Reproduce every entry below, swapping each occurrence of "Find Us" for "Visit Us" and leaving everything else unchanged.

─── DATA PROVIDED

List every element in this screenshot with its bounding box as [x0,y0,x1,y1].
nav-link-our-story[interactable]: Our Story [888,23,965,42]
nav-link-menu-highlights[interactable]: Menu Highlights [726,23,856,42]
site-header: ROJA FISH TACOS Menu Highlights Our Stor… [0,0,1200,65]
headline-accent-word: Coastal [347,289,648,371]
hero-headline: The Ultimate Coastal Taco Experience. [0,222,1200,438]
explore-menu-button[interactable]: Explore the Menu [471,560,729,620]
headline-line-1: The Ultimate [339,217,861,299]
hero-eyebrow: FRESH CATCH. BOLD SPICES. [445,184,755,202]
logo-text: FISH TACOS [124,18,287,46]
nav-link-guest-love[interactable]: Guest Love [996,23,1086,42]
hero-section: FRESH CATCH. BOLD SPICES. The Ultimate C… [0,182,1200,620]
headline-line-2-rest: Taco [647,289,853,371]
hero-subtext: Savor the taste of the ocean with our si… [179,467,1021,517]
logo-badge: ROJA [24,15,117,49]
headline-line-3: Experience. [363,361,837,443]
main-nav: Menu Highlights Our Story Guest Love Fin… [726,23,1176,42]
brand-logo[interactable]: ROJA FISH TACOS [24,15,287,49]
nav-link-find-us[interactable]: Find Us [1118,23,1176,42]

──────

SOLUTION TO THE EXERCISE —
List every element in this screenshot with its bounding box as [x0,y0,x1,y1].
nav-link-our-story[interactable]: Our Story [888,23,965,42]
nav-link-menu-highlights[interactable]: Menu Highlights [726,23,856,42]
site-header: ROJA FISH TACOS Menu Highlights Our Stor… [0,0,1200,65]
headline-accent-word: Coastal [347,289,648,371]
hero-headline: The Ultimate Coastal Taco Experience. [0,222,1200,438]
explore-menu-button[interactable]: Explore the Menu [471,560,729,620]
headline-line-1: The Ultimate [339,217,861,299]
hero-eyebrow: FRESH CATCH. BOLD SPICES. [445,184,755,202]
logo-text: FISH TACOS [124,18,287,46]
nav-link-guest-love[interactable]: Guest Love [996,23,1086,42]
hero-section: FRESH CATCH. BOLD SPICES. The Ultimate C… [0,182,1200,620]
headline-line-2-rest: Taco [647,289,853,371]
hero-subtext: Savor the taste of the ocean with our si… [179,467,1021,517]
logo-badge: ROJA [24,15,117,49]
headline-line-3: Experience. [363,361,837,443]
main-nav: Menu Highlights Our Story Guest Love Fin… [726,23,1176,42]
brand-logo[interactable]: ROJA FISH TACOS [24,15,287,49]
nav-link-find-us[interactable]: Visit Us [1118,23,1176,42]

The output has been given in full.